#### Figure record listings:

****************************************

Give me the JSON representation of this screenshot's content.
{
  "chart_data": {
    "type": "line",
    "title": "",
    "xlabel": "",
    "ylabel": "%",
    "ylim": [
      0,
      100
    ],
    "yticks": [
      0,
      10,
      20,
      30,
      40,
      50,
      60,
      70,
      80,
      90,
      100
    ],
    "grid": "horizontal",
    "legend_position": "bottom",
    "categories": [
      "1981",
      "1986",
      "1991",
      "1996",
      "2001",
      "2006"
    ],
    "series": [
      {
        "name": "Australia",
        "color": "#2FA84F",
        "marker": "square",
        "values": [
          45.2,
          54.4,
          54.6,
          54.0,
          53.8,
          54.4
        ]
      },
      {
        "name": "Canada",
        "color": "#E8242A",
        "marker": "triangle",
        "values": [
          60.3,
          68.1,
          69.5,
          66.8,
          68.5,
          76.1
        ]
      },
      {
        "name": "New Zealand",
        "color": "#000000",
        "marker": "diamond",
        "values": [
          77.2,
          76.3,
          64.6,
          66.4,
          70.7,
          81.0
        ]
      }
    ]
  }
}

****************************************

Make an exact copy of every line in the data.

#### Task solution:
Give me the JSON representation of this screenshot's content.
{
  "chart_data": {
    "type": "line",
    "title": "",
    "xlabel": "",
    "ylabel": "%",
    "ylim": [
      0,
      100
    ],
    "yticks": [
      0,
      10,
      20,
      30,
      40,
      50,
      60,
      70,
      80,
      90,
      100
    ],
    "grid": "horizontal",
    "legend_position": "bottom",
    "categories": [
      "1981",
      "1986",
      "1991",
      "1996",
      "2001",
      "2006"
    ],
    "series": [
      {
        "name": "Australia",
        "color": "#2FA84F",
        "marker": "square",
        "values": [
          45.2,
          54.4,
          54.6,
          54.0,
          53.8,
          54.4
        ]
      },
      {
        "name": "Canada",
        "color": "#E8242A",
        "marker": "triangle",
        "values": [
          60.3,
          68.1,
          69.5,
          66.8,
          68.5,
          76.1
        ]
      },
      {
        "name": "New Zealand",
        "color": "#000000",
        "marker": "diamond",
        "values": [
          77.2,
          76.3,
          64.6,
          66.4,
          70.7,
          81.0
        ]
      }
    ]
  }
}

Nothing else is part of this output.